= EXCERTO DO TEXTO =
□ □ □

Manchester United enfrenta buraco comercial e acelera correção estratégica: cláusula da Adidas e patrocínios em falta custam milhões

Sem Champions e com cortes na equipa comercial, o clube procura novo patrocinador para treino e manga, enquanto ajusta a relação com parceiros e governação sob influência da INEOS.

5 fev 2026 • 09:24 • Leitura original: The Athletic (via The New York Times)
Manchester United enfrenta buraco comercial e acelera correção estratégica: cláusula da Adidas e patrocínios em falta custam milhões — The Athletic (via The New York Times)

O que aconteceu

O Manchester United caiu na tabela da Football Money League da Deloitte após 2023-24 sem Liga dos Campeões e enfrenta um vazio comercial: terminou o acordo de treino com a Tezos (£24 M/ano) e o patrocínio de manga da DXC expira no fim da época. Apesar de receitas comerciais recorde em 2023-24 (£333,3 M = €386 M), o clube encara agora penalizações contratuais no acordo com a Adidas (até €11,6 M por época; £10 M) por ausência das competições europeias em 2024-25 e a necessidade de fechar novos patrocínios a valor adequado. Jean‑Claude Blanc (INEOS) intensificou o acompanhamento das operações comerciais, em articulação com Marc Armstrong.

□ □ □

= CONTEÚDO DOS DADOS =

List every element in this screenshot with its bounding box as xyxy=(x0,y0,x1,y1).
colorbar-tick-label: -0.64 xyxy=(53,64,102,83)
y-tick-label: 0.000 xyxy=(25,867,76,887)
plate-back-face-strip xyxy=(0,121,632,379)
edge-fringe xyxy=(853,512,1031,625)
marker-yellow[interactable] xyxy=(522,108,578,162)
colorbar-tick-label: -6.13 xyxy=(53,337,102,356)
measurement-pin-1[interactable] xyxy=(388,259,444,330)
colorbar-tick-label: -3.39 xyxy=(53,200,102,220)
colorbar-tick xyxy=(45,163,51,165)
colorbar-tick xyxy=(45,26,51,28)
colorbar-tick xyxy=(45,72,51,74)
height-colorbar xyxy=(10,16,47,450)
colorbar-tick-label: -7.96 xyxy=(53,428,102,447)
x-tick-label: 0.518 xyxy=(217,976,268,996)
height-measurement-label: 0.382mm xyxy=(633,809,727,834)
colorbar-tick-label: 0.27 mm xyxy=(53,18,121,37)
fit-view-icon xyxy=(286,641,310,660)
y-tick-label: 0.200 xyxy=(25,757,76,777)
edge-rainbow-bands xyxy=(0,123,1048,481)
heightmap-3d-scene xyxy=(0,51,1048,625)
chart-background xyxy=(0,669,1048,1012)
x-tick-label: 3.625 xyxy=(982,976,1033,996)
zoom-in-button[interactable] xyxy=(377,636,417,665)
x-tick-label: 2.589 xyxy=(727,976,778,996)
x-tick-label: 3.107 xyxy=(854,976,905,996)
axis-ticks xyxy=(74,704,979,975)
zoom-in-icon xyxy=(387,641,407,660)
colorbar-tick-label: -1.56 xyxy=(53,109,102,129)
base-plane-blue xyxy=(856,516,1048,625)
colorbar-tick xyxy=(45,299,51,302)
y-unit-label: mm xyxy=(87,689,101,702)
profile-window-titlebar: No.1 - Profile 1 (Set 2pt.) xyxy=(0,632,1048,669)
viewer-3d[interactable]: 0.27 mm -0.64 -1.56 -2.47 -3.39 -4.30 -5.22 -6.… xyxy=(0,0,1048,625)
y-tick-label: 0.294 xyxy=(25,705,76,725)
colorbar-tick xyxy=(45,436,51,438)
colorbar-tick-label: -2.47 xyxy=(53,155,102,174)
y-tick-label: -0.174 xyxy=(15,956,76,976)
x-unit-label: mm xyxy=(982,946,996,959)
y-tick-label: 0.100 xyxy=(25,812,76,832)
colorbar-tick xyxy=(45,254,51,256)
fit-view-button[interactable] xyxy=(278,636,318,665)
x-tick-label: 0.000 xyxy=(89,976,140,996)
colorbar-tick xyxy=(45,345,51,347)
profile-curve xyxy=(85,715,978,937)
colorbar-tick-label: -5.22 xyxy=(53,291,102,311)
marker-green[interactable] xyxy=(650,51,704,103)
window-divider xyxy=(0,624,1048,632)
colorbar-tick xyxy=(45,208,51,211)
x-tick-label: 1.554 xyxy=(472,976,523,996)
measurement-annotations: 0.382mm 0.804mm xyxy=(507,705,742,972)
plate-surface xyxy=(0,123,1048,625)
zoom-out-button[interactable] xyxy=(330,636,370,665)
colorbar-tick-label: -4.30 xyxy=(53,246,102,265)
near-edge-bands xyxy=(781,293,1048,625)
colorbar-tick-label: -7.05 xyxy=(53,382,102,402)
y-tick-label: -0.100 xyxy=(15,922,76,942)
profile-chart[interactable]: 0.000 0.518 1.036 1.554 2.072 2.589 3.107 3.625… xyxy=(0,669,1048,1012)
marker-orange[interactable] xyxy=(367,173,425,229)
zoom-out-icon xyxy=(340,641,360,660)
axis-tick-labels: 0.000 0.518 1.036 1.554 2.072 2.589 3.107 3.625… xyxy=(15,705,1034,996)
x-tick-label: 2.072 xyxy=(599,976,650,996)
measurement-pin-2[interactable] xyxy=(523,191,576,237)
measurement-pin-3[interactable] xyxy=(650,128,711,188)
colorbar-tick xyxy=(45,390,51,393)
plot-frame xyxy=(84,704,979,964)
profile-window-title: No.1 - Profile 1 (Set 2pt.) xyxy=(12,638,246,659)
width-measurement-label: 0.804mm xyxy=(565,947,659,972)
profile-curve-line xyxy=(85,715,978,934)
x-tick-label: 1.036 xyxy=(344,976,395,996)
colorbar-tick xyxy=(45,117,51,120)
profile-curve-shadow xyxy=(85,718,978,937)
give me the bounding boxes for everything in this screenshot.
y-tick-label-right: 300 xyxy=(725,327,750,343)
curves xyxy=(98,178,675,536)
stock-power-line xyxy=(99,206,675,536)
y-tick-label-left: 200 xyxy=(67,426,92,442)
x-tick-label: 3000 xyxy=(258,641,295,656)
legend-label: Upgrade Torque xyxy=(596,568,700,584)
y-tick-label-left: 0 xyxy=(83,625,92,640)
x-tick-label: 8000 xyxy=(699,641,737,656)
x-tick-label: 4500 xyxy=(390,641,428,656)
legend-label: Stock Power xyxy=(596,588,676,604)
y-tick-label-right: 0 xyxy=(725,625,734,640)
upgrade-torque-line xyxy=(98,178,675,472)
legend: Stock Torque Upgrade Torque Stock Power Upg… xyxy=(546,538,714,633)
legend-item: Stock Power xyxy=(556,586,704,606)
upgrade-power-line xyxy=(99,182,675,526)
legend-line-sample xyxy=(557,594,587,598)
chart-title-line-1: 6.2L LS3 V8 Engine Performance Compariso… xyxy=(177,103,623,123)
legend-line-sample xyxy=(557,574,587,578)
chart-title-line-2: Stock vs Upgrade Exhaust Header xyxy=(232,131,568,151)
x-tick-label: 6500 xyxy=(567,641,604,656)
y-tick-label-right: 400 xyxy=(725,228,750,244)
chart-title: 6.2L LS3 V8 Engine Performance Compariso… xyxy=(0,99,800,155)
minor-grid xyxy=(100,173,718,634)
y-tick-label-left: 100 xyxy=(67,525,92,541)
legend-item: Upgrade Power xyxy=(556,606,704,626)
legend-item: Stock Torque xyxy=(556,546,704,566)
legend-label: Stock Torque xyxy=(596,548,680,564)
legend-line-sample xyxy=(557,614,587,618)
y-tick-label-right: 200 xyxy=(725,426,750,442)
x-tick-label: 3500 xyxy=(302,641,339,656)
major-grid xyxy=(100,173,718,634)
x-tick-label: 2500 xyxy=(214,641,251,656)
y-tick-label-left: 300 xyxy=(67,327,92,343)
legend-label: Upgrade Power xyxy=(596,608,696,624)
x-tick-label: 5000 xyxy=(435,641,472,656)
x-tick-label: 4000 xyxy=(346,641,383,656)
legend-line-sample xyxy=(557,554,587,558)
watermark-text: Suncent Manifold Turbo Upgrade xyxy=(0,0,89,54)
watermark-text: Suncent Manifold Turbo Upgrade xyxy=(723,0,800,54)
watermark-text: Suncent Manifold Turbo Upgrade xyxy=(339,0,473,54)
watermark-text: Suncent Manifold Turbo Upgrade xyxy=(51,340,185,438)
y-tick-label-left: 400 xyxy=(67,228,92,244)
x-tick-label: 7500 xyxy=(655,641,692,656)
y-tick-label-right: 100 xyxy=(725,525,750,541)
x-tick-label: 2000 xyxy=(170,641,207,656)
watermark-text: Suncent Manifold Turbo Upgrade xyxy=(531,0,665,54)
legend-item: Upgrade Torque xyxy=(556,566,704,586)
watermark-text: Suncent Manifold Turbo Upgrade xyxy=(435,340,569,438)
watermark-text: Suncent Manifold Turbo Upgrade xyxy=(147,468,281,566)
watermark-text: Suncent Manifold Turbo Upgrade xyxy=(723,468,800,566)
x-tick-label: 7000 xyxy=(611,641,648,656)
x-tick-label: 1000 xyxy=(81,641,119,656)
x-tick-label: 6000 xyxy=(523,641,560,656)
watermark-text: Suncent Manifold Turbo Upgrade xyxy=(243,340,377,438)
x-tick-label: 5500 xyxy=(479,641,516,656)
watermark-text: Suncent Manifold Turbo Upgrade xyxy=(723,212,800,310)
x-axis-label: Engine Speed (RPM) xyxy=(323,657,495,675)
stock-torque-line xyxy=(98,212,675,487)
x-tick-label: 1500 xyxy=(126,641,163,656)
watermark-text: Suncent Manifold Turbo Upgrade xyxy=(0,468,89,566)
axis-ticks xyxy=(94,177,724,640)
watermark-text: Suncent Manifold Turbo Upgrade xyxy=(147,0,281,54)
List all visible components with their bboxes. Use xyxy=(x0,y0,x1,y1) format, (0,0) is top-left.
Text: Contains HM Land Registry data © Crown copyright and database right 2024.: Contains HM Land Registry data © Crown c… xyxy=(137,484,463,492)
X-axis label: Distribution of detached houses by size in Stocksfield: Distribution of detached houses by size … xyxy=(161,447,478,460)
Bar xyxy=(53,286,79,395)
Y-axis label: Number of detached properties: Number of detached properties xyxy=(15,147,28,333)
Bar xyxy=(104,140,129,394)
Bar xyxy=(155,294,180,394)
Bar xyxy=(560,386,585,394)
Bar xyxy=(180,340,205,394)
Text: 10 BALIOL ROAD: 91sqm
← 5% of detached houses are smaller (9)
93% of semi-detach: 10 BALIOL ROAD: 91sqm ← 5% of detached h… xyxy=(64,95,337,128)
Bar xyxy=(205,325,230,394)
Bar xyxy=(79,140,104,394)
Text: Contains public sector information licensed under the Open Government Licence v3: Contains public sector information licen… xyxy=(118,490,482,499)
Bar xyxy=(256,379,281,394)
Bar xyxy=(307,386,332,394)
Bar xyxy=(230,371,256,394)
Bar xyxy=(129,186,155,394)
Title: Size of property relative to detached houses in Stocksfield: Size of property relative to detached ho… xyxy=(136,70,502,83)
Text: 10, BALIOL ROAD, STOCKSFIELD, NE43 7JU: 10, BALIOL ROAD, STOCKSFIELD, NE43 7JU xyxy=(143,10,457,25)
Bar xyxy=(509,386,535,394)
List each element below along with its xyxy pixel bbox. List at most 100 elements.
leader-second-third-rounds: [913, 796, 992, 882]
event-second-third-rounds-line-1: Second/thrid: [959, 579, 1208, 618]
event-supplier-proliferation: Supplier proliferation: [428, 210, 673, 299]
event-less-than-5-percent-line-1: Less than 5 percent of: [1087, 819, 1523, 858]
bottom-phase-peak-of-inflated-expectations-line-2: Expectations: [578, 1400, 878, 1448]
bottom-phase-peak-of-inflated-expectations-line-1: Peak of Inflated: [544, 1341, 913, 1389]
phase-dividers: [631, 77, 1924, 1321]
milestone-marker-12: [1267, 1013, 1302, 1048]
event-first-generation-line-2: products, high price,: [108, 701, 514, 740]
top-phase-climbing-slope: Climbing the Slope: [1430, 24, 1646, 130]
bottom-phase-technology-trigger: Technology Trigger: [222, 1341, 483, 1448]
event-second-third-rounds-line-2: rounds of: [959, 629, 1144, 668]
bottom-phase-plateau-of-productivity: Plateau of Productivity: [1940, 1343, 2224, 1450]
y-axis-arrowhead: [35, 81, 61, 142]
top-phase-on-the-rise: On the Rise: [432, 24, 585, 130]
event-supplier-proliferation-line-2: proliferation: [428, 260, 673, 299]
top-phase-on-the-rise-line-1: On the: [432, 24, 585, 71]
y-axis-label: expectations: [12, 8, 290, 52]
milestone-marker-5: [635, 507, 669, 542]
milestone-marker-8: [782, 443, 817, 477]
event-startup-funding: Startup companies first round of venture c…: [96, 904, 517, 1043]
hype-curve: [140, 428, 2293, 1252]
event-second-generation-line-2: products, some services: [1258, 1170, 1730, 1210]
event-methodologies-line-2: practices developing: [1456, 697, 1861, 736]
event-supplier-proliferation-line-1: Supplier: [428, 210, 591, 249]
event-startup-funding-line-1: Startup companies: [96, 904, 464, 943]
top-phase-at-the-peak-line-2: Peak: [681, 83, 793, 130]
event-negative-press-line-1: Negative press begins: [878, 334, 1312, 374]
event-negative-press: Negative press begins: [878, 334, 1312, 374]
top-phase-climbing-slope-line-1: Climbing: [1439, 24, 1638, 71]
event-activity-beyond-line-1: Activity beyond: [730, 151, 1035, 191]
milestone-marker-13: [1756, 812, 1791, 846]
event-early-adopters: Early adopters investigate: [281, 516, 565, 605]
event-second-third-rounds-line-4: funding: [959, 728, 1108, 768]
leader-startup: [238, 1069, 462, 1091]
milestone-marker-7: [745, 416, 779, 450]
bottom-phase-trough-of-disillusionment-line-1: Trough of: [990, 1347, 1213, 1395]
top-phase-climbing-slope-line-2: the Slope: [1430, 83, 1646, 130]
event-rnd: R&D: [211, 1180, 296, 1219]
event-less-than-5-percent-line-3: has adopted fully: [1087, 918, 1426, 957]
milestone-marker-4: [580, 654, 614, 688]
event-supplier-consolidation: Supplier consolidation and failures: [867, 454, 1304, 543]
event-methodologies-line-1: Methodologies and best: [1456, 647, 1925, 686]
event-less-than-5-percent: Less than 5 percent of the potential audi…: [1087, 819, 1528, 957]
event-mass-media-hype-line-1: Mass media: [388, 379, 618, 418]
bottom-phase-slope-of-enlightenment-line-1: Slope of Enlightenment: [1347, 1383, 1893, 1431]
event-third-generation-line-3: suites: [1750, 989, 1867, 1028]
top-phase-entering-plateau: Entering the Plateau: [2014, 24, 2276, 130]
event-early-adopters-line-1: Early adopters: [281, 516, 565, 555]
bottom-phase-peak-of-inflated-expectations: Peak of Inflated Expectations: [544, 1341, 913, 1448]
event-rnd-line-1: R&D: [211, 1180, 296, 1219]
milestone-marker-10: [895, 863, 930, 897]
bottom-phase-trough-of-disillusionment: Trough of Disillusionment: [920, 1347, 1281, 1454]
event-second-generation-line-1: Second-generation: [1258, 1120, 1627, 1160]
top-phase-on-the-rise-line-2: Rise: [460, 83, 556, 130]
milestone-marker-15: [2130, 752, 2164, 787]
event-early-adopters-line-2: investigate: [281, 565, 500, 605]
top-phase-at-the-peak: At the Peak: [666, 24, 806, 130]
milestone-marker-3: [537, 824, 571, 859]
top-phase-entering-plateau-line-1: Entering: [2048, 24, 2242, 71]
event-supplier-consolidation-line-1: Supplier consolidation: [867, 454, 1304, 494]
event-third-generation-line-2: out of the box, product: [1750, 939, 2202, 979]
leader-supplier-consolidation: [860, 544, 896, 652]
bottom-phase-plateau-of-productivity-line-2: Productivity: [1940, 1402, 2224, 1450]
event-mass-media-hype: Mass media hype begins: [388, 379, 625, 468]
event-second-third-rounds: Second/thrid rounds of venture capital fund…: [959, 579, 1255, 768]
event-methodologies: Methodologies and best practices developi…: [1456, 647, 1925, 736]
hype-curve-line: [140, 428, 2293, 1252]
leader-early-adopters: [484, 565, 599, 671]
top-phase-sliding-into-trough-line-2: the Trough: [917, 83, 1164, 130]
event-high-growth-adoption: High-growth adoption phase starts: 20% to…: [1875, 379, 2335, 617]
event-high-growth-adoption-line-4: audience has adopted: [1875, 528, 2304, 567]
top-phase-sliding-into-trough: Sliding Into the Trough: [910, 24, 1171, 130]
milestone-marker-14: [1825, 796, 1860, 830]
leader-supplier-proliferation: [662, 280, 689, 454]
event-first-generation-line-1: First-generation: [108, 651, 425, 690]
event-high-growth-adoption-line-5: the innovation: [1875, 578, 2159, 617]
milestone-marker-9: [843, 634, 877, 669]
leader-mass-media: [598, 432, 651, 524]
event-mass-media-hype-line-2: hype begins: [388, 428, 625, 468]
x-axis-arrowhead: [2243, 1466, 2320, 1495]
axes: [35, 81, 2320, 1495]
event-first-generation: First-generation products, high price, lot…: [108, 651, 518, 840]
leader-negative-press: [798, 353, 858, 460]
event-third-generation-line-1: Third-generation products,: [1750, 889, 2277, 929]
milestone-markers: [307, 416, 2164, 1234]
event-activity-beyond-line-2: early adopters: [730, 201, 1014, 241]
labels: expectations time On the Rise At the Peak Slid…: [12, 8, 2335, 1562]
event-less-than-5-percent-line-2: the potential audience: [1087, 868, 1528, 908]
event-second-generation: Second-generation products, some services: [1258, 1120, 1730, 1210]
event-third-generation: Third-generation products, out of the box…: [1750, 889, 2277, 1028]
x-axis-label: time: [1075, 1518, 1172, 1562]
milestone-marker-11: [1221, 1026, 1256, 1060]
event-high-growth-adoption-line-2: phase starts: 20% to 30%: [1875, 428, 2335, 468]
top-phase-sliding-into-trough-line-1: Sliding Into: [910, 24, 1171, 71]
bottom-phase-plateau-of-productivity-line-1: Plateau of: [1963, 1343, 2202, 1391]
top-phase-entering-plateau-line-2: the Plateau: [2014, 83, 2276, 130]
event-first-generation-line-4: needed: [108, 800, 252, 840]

□ □ □

= COMO RESPONDER =
Segundo a notícia sobre o Manchester United, quanto valia por ano o acordo de treino com a Tezos?

= RESPOSTA AO EXERCÍCIO =
£24 M por ano.